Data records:

>>>

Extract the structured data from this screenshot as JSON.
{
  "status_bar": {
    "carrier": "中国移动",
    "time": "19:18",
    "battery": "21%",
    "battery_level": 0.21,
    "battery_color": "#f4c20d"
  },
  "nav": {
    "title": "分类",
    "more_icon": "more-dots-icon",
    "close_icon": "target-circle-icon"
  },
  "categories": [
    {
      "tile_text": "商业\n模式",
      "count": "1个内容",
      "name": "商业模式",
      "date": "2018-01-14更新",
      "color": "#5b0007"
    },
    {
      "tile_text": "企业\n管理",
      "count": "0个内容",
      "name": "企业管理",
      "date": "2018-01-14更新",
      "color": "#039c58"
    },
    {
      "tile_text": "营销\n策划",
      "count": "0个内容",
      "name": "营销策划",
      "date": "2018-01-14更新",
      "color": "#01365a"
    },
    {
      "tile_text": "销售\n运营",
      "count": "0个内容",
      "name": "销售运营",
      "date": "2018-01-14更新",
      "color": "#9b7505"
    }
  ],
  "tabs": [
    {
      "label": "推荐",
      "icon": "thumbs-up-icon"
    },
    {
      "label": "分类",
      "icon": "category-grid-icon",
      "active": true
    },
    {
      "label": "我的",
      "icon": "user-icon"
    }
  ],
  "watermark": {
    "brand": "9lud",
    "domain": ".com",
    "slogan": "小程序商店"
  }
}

<<<
>>>

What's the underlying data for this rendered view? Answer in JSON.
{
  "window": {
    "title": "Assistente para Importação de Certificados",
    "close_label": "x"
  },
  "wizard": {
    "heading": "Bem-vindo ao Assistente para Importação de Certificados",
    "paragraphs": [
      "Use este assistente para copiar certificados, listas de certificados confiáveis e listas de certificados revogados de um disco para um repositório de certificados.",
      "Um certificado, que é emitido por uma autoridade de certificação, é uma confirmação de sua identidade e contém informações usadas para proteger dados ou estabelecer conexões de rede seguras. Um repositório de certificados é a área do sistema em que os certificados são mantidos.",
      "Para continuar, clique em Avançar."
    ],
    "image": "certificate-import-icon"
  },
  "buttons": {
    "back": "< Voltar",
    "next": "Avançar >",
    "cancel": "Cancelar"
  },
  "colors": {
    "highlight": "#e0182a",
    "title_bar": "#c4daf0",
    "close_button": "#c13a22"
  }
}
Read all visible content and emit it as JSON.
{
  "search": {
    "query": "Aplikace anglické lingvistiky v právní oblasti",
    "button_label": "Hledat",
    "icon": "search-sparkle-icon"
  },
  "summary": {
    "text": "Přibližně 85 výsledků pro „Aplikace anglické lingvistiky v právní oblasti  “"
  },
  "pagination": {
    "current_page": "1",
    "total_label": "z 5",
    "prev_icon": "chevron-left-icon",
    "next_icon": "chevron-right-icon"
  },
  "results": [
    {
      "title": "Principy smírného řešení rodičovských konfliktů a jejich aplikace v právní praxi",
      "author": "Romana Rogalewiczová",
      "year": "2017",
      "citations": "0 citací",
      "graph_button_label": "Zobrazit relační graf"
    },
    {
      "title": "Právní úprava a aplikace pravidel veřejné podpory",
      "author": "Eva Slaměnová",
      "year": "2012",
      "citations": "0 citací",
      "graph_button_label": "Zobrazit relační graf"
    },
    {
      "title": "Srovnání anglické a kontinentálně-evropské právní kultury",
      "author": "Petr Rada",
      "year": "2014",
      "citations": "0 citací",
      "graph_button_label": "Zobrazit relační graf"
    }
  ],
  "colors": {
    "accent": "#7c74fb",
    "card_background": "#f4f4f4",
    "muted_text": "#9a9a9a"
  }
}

<<<
>>>

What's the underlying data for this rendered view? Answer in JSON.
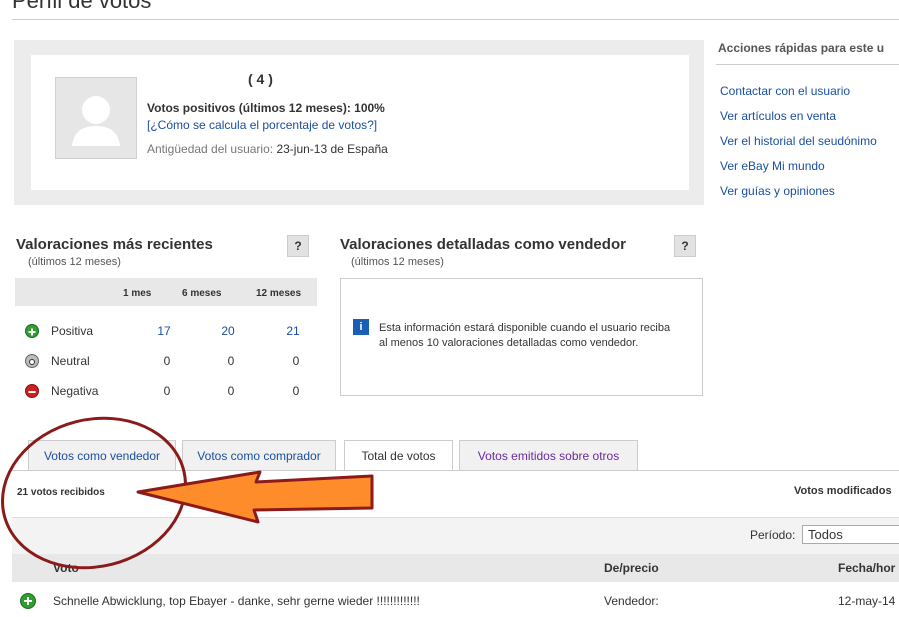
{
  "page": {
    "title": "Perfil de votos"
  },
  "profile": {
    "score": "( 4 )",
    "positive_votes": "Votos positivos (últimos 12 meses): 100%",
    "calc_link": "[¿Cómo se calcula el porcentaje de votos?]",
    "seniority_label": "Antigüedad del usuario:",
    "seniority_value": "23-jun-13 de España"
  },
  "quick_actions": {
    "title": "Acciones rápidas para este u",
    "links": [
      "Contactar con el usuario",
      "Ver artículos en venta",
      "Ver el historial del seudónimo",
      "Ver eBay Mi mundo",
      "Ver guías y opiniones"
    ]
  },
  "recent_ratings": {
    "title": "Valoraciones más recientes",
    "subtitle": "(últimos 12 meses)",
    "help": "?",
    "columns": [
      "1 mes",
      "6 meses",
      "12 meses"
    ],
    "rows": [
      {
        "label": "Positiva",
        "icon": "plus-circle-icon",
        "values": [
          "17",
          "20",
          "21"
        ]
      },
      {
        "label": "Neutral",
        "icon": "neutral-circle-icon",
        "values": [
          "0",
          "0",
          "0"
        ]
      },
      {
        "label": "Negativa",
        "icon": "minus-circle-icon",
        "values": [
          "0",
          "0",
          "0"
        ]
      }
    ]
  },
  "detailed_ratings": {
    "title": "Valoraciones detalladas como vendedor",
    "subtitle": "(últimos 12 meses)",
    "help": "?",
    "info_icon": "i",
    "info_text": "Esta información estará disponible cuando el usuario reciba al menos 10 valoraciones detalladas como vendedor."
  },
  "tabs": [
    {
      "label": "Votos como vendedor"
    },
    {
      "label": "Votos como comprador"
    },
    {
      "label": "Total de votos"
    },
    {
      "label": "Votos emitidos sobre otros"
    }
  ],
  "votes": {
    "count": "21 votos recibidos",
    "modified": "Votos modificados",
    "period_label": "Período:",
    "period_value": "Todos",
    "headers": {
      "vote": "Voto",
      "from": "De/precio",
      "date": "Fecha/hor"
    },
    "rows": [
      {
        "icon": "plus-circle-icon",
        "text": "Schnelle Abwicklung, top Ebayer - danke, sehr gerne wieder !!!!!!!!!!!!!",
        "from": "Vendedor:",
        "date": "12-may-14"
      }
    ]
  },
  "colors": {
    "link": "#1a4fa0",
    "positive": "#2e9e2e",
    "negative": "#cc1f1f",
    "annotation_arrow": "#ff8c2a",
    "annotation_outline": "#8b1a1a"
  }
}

<<<

_Task brief_.
Tally the lines of the listing that include "oblasti". Reply with nothing but the count.

_Final result_.
2